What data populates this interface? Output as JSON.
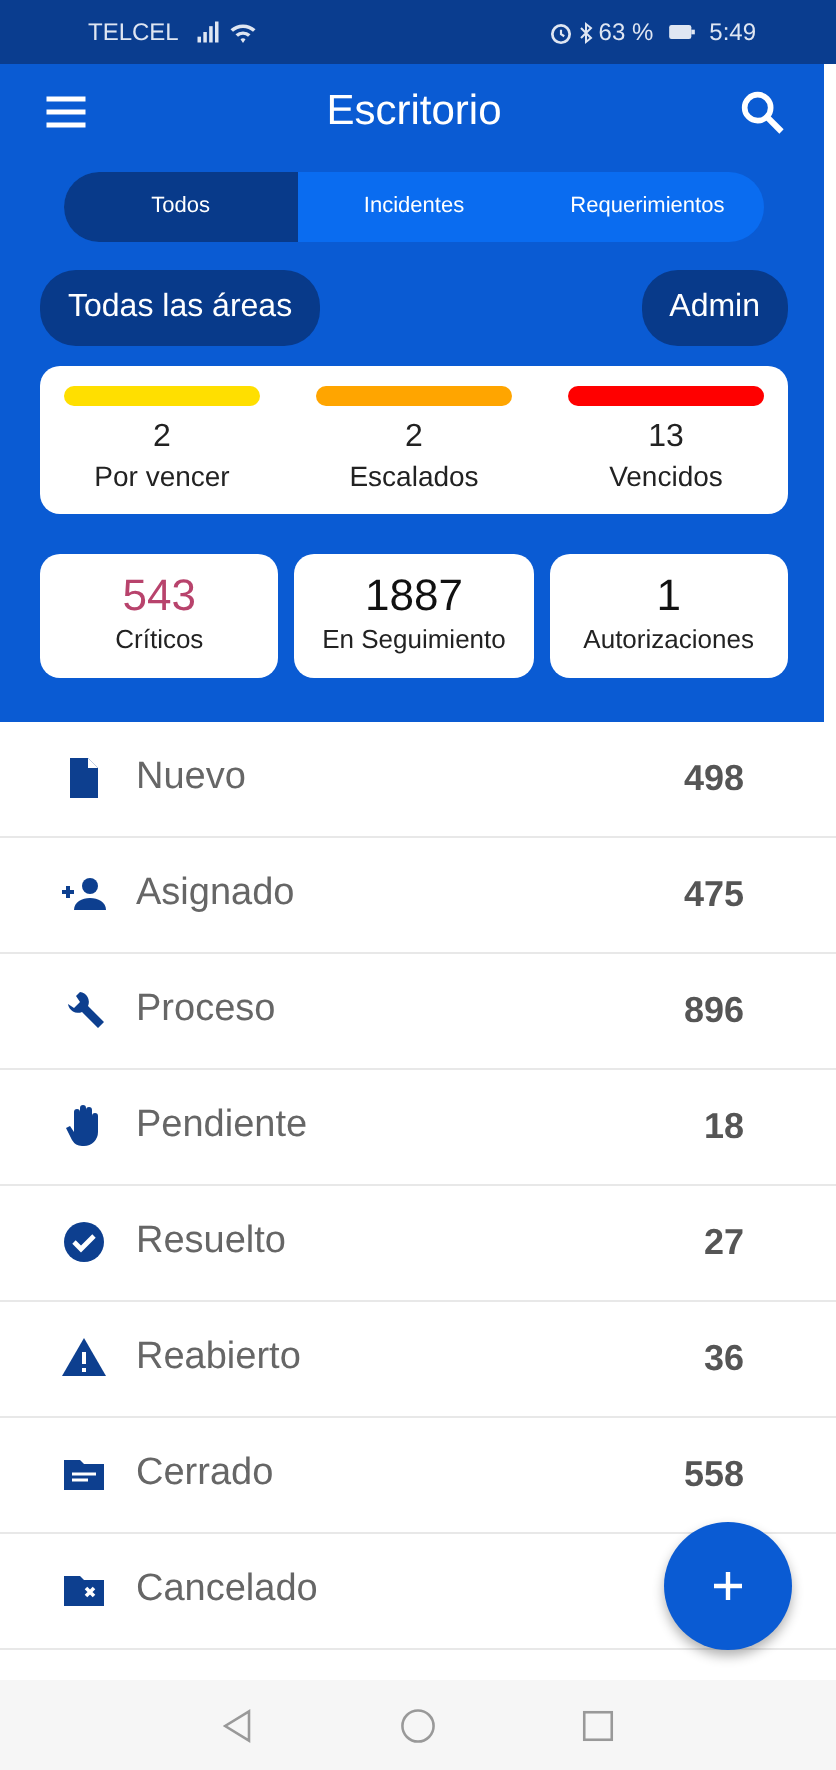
{
  "status_bar": {
    "carrier": "TELCEL",
    "battery": "63 %",
    "time": "5:49"
  },
  "app_bar": {
    "title": "Escritorio"
  },
  "tabs": [
    {
      "label": "Todos",
      "selected": true
    },
    {
      "label": "Incidentes",
      "selected": false
    },
    {
      "label": "Requerimientos",
      "selected": false
    }
  ],
  "filters": {
    "area": "Todas las áreas",
    "role": "Admin"
  },
  "deadlines": [
    {
      "count": "2",
      "label": "Por vencer",
      "color": "#ffdf00"
    },
    {
      "count": "2",
      "label": "Escalados",
      "color": "#ffa500"
    },
    {
      "count": "13",
      "label": "Vencidos",
      "color": "#ff0000"
    }
  ],
  "summary": [
    {
      "count": "543",
      "label": "Críticos",
      "color": "#b8436c"
    },
    {
      "count": "1887",
      "label": "En Seguimiento",
      "color": "#111111"
    },
    {
      "count": "1",
      "label": "Autorizaciones",
      "color": "#111111"
    }
  ],
  "statuses": [
    {
      "label": "Nuevo",
      "count": "498"
    },
    {
      "label": "Asignado",
      "count": "475"
    },
    {
      "label": "Proceso",
      "count": "896"
    },
    {
      "label": "Pendiente",
      "count": "18"
    },
    {
      "label": "Resuelto",
      "count": "27"
    },
    {
      "label": "Reabierto",
      "count": "36"
    },
    {
      "label": "Cerrado",
      "count": "558"
    },
    {
      "label": "Cancelado"
    }
  ]
}
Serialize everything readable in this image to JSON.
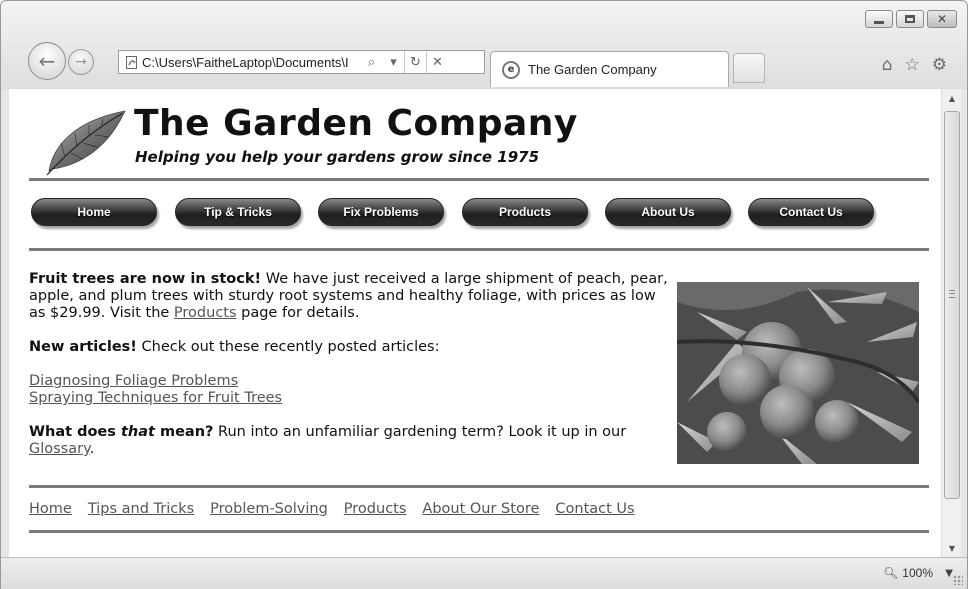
{
  "browser": {
    "address": "C:\\Users\\FaitheLaptop\\Documents\\I",
    "tab_title": "The Garden Company",
    "zoom": "100%",
    "icons": [
      "back-arrow-icon",
      "forward-arrow-icon",
      "page-icon",
      "search-icon",
      "dropdown-icon",
      "refresh-icon",
      "stop-icon",
      "ie-logo-icon",
      "home-icon",
      "favorites-star-icon",
      "settings-gear-icon",
      "minimize-icon",
      "maximize-icon",
      "close-icon",
      "zoom-icon"
    ]
  },
  "site": {
    "title": "The Garden Company",
    "tagline": "Helping you help your gardens grow since 1975"
  },
  "nav": {
    "items": [
      {
        "label": "Home"
      },
      {
        "label": "Tip & Tricks"
      },
      {
        "label": "Fix Problems"
      },
      {
        "label": "Products"
      },
      {
        "label": "About Us"
      },
      {
        "label": "Contact Us"
      }
    ]
  },
  "content": {
    "p1_bold": "Fruit trees are now in stock!",
    "p1_text": " We have just received a large shipment of peach, pear, apple, and plum trees with sturdy root systems and healthy foliage, with prices as low as $29.99. Visit the ",
    "p1_link": "Products",
    "p1_end": " page for details.",
    "p2_bold": "New articles!",
    "p2_text": " Check out these recently posted articles:",
    "articles": [
      "Diagnosing Foliage Problems",
      "Spraying Techniques for Fruit Trees"
    ],
    "p3_bold_a": "What does ",
    "p3_italic": "that",
    "p3_bold_b": " mean?",
    "p3_text": " Run into an unfamiliar gardening term? Look it up in our ",
    "p3_link": "Glossary",
    "p3_end": "."
  },
  "footer": {
    "links": [
      "Home",
      "Tips and Tricks",
      "Problem-Solving",
      "Products",
      "About Our Store",
      "Contact Us"
    ]
  },
  "colors": {
    "rule": "#7b7b7b",
    "link": "#555555",
    "button": "#1e1e1e"
  }
}
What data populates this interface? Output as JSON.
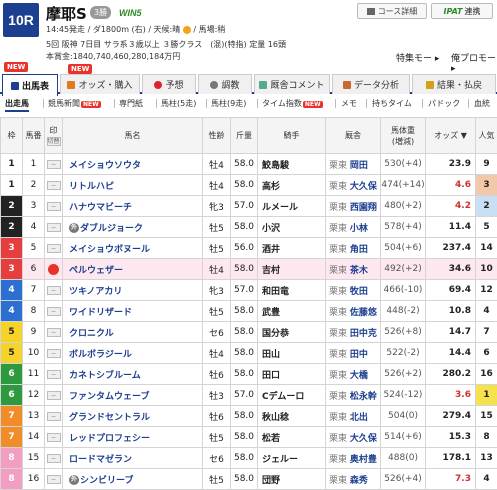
{
  "header": {
    "race_no": "10R",
    "race_name": "摩耶S",
    "grade": "3勝",
    "win5": "WIN5",
    "course_btn": "コース詳細",
    "ipat_label": "IPAT",
    "ipat_text": "連携",
    "line1": "14:45発走 / ダ1800m (右) / 天候:晴",
    "line1b": "/ 馬場:稍",
    "line2": "5回 阪神 7日目 サラ系３歳以上 ３勝クラス　(混)(特指) 定量 16頭",
    "line3": "本賞金:1840,740,460,280,184万円",
    "tokusou": "特集モー ▸",
    "oreplo": "俺プロモー ▸"
  },
  "tabs": [
    {
      "label": "出馬表"
    },
    {
      "label": "オッズ・購入"
    },
    {
      "label": "予想"
    },
    {
      "label": "調教"
    },
    {
      "label": "厩舎コメント"
    },
    {
      "label": "データ分析"
    },
    {
      "label": "結果・払戻"
    }
  ],
  "new_badges": [
    "NEW",
    "NEW"
  ],
  "subnav": [
    {
      "label": "出走馬"
    },
    {
      "label": "競馬新聞",
      "new": "NEW"
    },
    {
      "label": "専門紙"
    },
    {
      "label": "馬柱(5走)"
    },
    {
      "label": "馬柱(9走)"
    },
    {
      "label": "タイム指数",
      "new": "NEW"
    },
    {
      "label": "メモ"
    },
    {
      "label": "持ちタイム"
    },
    {
      "label": "パドック"
    },
    {
      "label": "血統"
    }
  ],
  "columns": {
    "waku": "枠",
    "num": "馬番",
    "mark": "印",
    "mark_sub": "切替",
    "name": "馬名",
    "sexage": "性齢",
    "weight": "斤量",
    "jockey": "騎手",
    "trainer": "厩舎",
    "bw": "馬体重",
    "bw_sub": "(増減)",
    "odds": "オッズ",
    "odds_sort": "▼",
    "pop": "人気"
  },
  "rows": [
    {
      "waku": "1",
      "num": "1",
      "name": "メイショウソウタ",
      "sexage": "牡4",
      "wt": "58.0",
      "jockey": "鮫島駿",
      "zone": "栗東",
      "trainer": "岡田",
      "bw": "530(+4)",
      "odds": "23.9",
      "pop": "9"
    },
    {
      "waku": "1",
      "num": "2",
      "name": "リトルハピ",
      "sexage": "牡4",
      "wt": "58.0",
      "jockey": "高杉",
      "zone": "栗東",
      "trainer": "大久保",
      "bw": "474(+14)",
      "odds": "4.6",
      "pop": "3"
    },
    {
      "waku": "2",
      "num": "3",
      "name": "ハナウマビーチ",
      "sexage": "牝3",
      "wt": "57.0",
      "jockey": "ルメール",
      "zone": "栗東",
      "trainer": "西園翔",
      "bw": "480(+2)",
      "odds": "4.2",
      "pop": "2"
    },
    {
      "waku": "2",
      "num": "4",
      "name": "ダブルジョーク",
      "sexage": "牡5",
      "wt": "58.0",
      "jockey": "小沢",
      "zone": "栗東",
      "trainer": "小林",
      "bw": "578(+4)",
      "odds": "11.4",
      "pop": "5",
      "icon": "外"
    },
    {
      "waku": "3",
      "num": "5",
      "name": "メイショウボヌール",
      "sexage": "牡5",
      "wt": "56.0",
      "jockey": "酒井",
      "zone": "栗東",
      "trainer": "角田",
      "bw": "504(+6)",
      "odds": "237.4",
      "pop": "14"
    },
    {
      "waku": "3",
      "num": "6",
      "name": "ペルウェザー",
      "sexage": "牡4",
      "wt": "58.0",
      "jockey": "吉村",
      "zone": "栗東",
      "trainer": "茶木",
      "bw": "492(+2)",
      "odds": "34.6",
      "pop": "10",
      "hl": true
    },
    {
      "waku": "4",
      "num": "7",
      "name": "ツキノアカリ",
      "sexage": "牝3",
      "wt": "57.0",
      "jockey": "和田竜",
      "zone": "栗東",
      "trainer": "牧田",
      "bw": "466(-10)",
      "odds": "69.4",
      "pop": "12"
    },
    {
      "waku": "4",
      "num": "8",
      "name": "ワイドリザード",
      "sexage": "牡5",
      "wt": "58.0",
      "jockey": "武豊",
      "zone": "栗東",
      "trainer": "佐藤悠",
      "bw": "448(-2)",
      "odds": "10.8",
      "pop": "4"
    },
    {
      "waku": "5",
      "num": "9",
      "name": "クロニクル",
      "sexage": "セ6",
      "wt": "58.0",
      "jockey": "国分恭",
      "zone": "栗東",
      "trainer": "田中克",
      "bw": "526(+8)",
      "odds": "14.7",
      "pop": "7"
    },
    {
      "waku": "5",
      "num": "10",
      "name": "ボルボラジール",
      "sexage": "牡4",
      "wt": "58.0",
      "jockey": "田山",
      "zone": "栗東",
      "trainer": "田中",
      "bw": "522(-2)",
      "odds": "14.4",
      "pop": "6"
    },
    {
      "waku": "6",
      "num": "11",
      "name": "カネトシブルーム",
      "sexage": "牡6",
      "wt": "58.0",
      "jockey": "田口",
      "zone": "栗東",
      "trainer": "大橋",
      "bw": "526(+2)",
      "odds": "280.2",
      "pop": "16"
    },
    {
      "waku": "6",
      "num": "12",
      "name": "ファンタムウェーブ",
      "sexage": "牡3",
      "wt": "57.0",
      "jockey": "Cデムーロ",
      "zone": "栗東",
      "trainer": "松永幹",
      "bw": "524(-12)",
      "odds": "3.6",
      "pop": "1"
    },
    {
      "waku": "7",
      "num": "13",
      "name": "グランドセントラル",
      "sexage": "牡6",
      "wt": "58.0",
      "jockey": "秋山稔",
      "zone": "栗東",
      "trainer": "北出",
      "bw": "504(0)",
      "odds": "279.4",
      "pop": "15"
    },
    {
      "waku": "7",
      "num": "14",
      "name": "レッドプロフェシー",
      "sexage": "牡5",
      "wt": "58.0",
      "jockey": "松若",
      "zone": "栗東",
      "trainer": "大久保",
      "bw": "514(+6)",
      "odds": "15.3",
      "pop": "8"
    },
    {
      "waku": "8",
      "num": "15",
      "name": "ロードマゼラン",
      "sexage": "セ6",
      "wt": "58.0",
      "jockey": "ジェルー",
      "zone": "栗東",
      "trainer": "奥村豊",
      "bw": "488(0)",
      "odds": "178.1",
      "pop": "13"
    },
    {
      "waku": "8",
      "num": "16",
      "name": "シンビリーブ",
      "sexage": "牡5",
      "wt": "58.0",
      "jockey": "団野",
      "zone": "栗東",
      "trainer": "森秀",
      "bw": "526(+4)",
      "odds": "7.3",
      "pop": "4",
      "icon": "外"
    }
  ],
  "colors": {
    "accent": "#1d3f8f",
    "waku1": "#ffffff",
    "waku2": "#222222",
    "waku3": "#e63d3d",
    "waku4": "#2b6fd1",
    "waku5": "#f5d328",
    "waku6": "#2f9a3d",
    "waku7": "#f28c28",
    "waku8": "#f19ec2"
  }
}
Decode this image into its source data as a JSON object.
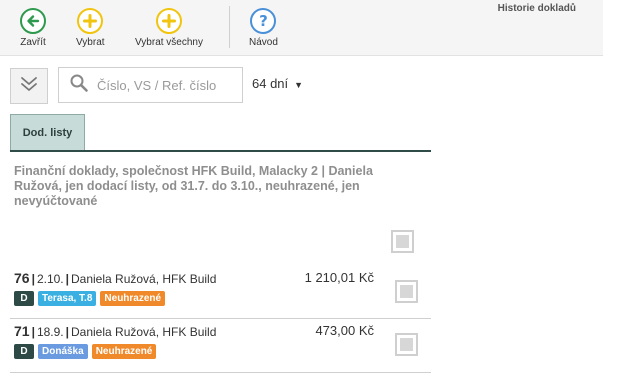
{
  "toolbar": {
    "close_label": "Zavřít",
    "select_label": "Vybrat",
    "select_all_label": "Vybrat všechny",
    "help_label": "Návod",
    "history_title": "Historie dokladů"
  },
  "search": {
    "placeholder": "Číslo, VS / Ref. číslo",
    "value": "",
    "days_value": "64 dní"
  },
  "tabs": [
    {
      "label": "Dod. listy",
      "active": true
    }
  ],
  "description": "Finanční doklady, společnost HFK Build, Malacky 2 | Daniela Ružová, jen dodací listy, od 31.7. do 3.10., neuhrazené, jen nevyúčtované",
  "rows": [
    {
      "number": "76",
      "date": "2.10.",
      "party": "Daniela Ružová, HFK Build",
      "amount": "1 210,01 Kč",
      "type_badge": "D",
      "tag": "Terasa, T.8",
      "tag_color": "#3ab0e2",
      "status": "Neuhrazené",
      "status_color": "#f0892a"
    },
    {
      "number": "71",
      "date": "18.9.",
      "party": "Daniela Ružová, HFK Build",
      "amount": "473,00 Kč",
      "type_badge": "D",
      "tag": "Donáška",
      "tag_color": "#6a9ae0",
      "status": "Neuhrazené",
      "status_color": "#f0892a"
    }
  ],
  "colors": {
    "close_green": "#2e9a4e",
    "select_yellow": "#f1c40f",
    "help_blue": "#4a90d9",
    "tab_bg": "#c7dcd8",
    "tab_line": "#2f4c48",
    "badge_d": "#2d4a47"
  },
  "icons": [
    "arrow-left-icon",
    "plus-icon",
    "plus-icon",
    "question-icon",
    "double-chevron-down-icon",
    "search-icon",
    "caret-down-icon"
  ]
}
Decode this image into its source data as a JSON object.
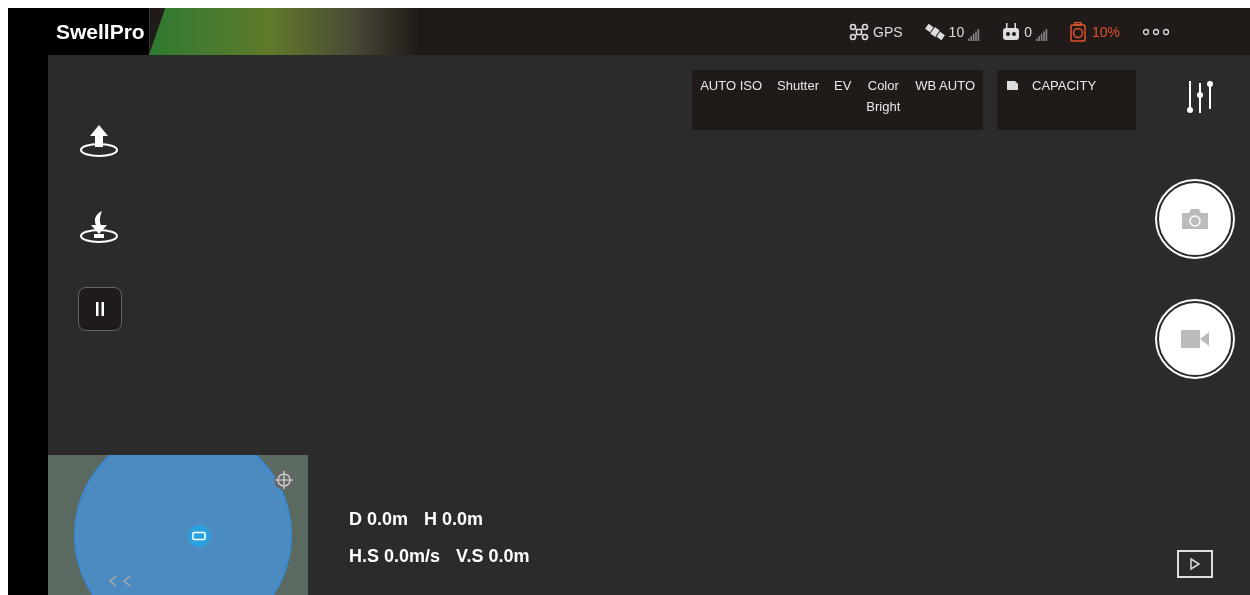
{
  "logo": "SwellPro",
  "status_bar": [
    {
      "kind": "gps",
      "text": "GPS"
    },
    {
      "kind": "satellite",
      "text": "10"
    },
    {
      "kind": "remote",
      "text": "0"
    },
    {
      "kind": "battery",
      "text": "10%",
      "low": true
    },
    {
      "kind": "more"
    }
  ],
  "camera_settings": [
    "AUTO ISO",
    "Shutter",
    "EV",
    "Color\nBright",
    "WB AUTO"
  ],
  "storage": {
    "label": "CAPACITY"
  },
  "left_controls": [
    {
      "kind": "takeoff"
    },
    {
      "kind": "return_home"
    },
    {
      "kind": "pause"
    }
  ],
  "telemetry": [
    [
      "D 0.0m",
      "H 0.0m"
    ],
    [
      "H.S 0.0m/s",
      "V.S 0.0m"
    ]
  ]
}
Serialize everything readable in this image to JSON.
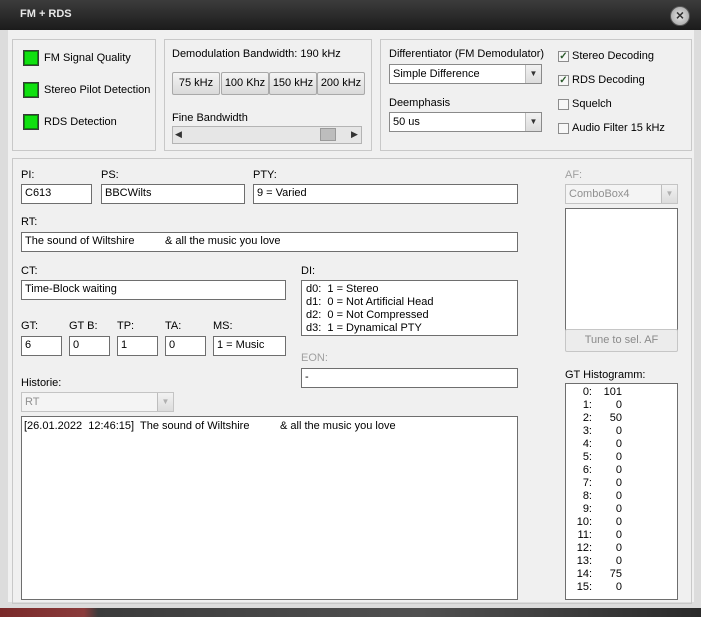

◆ **What the task asks**:
State the count of lines above containing the string "arrow", and add nothing to it.

◆ **Task answer**:
3